**Task goal**
Copy every line from the records below that holds the word "مقام".

Collected data:
----------------------------------------
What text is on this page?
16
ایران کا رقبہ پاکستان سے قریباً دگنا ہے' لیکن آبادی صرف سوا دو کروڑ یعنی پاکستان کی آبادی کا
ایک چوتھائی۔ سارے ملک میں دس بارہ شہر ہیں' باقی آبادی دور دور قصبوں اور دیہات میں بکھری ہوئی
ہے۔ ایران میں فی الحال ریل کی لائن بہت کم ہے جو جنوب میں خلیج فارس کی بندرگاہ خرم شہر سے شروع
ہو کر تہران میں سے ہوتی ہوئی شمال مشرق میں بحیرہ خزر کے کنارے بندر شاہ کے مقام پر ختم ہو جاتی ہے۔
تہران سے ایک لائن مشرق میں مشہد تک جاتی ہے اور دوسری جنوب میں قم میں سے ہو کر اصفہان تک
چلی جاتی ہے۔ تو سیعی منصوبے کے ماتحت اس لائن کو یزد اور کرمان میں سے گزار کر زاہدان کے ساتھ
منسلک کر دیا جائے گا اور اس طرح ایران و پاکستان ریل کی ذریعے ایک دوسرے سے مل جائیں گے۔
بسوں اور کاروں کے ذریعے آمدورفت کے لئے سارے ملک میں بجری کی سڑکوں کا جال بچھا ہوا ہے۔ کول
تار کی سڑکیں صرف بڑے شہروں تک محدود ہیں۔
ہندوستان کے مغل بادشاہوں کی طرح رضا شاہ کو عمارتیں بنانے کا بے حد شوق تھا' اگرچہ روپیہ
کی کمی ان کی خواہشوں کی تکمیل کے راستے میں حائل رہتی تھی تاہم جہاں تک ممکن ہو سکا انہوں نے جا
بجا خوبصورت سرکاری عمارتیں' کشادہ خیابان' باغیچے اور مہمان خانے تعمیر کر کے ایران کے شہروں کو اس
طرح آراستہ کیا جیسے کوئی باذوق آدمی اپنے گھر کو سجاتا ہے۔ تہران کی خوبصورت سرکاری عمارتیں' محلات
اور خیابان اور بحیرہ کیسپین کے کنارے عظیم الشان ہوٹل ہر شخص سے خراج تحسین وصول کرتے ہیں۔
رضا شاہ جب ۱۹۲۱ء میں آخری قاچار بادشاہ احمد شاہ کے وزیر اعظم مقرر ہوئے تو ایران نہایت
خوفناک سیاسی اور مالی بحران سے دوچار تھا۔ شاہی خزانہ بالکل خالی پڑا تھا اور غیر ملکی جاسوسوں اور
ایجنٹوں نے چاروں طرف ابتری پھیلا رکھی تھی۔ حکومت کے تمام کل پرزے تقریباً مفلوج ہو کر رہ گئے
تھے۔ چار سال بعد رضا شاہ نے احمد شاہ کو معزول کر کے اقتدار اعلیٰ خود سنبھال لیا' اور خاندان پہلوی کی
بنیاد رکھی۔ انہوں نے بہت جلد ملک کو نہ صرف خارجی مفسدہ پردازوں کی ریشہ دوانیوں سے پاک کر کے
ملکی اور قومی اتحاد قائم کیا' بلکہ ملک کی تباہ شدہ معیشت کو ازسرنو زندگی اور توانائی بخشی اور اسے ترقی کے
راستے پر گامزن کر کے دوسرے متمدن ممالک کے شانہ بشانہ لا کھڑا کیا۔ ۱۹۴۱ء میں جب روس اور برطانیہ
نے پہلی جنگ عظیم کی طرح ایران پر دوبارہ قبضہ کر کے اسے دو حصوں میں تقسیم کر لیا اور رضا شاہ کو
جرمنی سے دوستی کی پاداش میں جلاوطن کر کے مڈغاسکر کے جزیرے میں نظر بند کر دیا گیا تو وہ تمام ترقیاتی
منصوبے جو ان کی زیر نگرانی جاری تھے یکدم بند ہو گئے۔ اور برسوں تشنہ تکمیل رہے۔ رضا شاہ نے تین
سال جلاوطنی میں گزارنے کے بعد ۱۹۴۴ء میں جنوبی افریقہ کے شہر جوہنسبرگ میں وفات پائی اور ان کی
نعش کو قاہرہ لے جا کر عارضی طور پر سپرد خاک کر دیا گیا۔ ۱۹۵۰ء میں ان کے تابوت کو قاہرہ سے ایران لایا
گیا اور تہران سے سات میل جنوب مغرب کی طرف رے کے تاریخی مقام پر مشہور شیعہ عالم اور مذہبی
----------------------------------------
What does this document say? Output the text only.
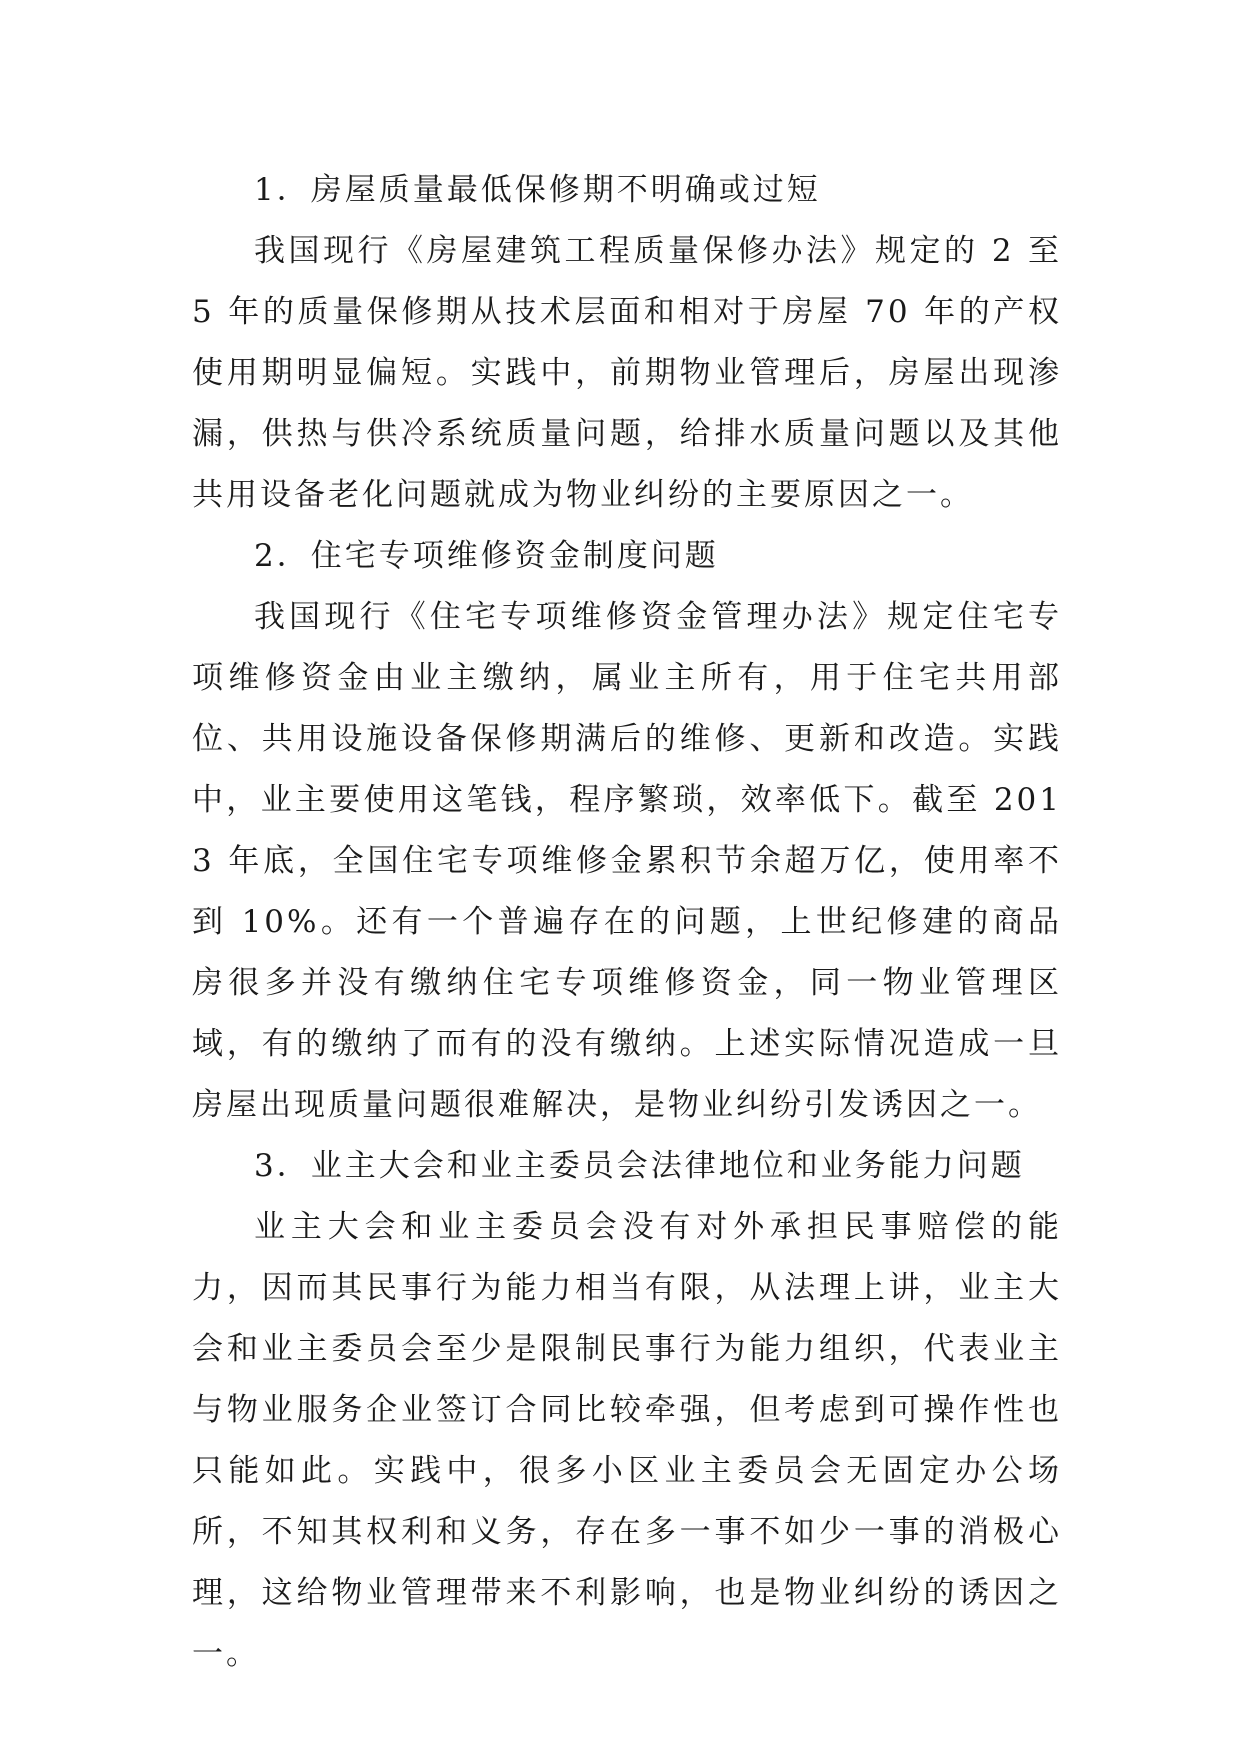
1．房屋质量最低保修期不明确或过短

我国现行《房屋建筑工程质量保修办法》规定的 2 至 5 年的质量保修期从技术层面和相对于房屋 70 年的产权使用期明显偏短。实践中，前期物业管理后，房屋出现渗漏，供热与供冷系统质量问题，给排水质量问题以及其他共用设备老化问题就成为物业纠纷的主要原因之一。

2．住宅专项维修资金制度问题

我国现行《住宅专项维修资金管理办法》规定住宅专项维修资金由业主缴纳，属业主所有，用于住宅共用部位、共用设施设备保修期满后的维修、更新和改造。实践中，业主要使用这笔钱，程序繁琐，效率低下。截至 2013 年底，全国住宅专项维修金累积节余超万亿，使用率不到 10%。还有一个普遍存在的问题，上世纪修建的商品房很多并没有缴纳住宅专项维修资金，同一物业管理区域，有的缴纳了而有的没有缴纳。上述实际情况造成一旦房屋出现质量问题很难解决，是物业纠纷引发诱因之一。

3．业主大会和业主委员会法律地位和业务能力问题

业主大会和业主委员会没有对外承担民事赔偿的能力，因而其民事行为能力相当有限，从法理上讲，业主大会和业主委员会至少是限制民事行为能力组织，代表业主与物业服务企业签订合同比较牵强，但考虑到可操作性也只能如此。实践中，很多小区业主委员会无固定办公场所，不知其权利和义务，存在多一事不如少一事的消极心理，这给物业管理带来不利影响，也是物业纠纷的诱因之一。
----------------------------------------
**Correct result**
ہو کر تہران میں سے ہوتی ہوئی شمال مشرق میں بحیرہ خزر کے کنارے بندر شاہ کے مقام پر ختم ہو جاتی ہے۔
گیا اور تہران سے سات میل جنوب مغرب کی طرف رے کے تاریخی مقام پر مشہور شیعہ عالم اور مذہبی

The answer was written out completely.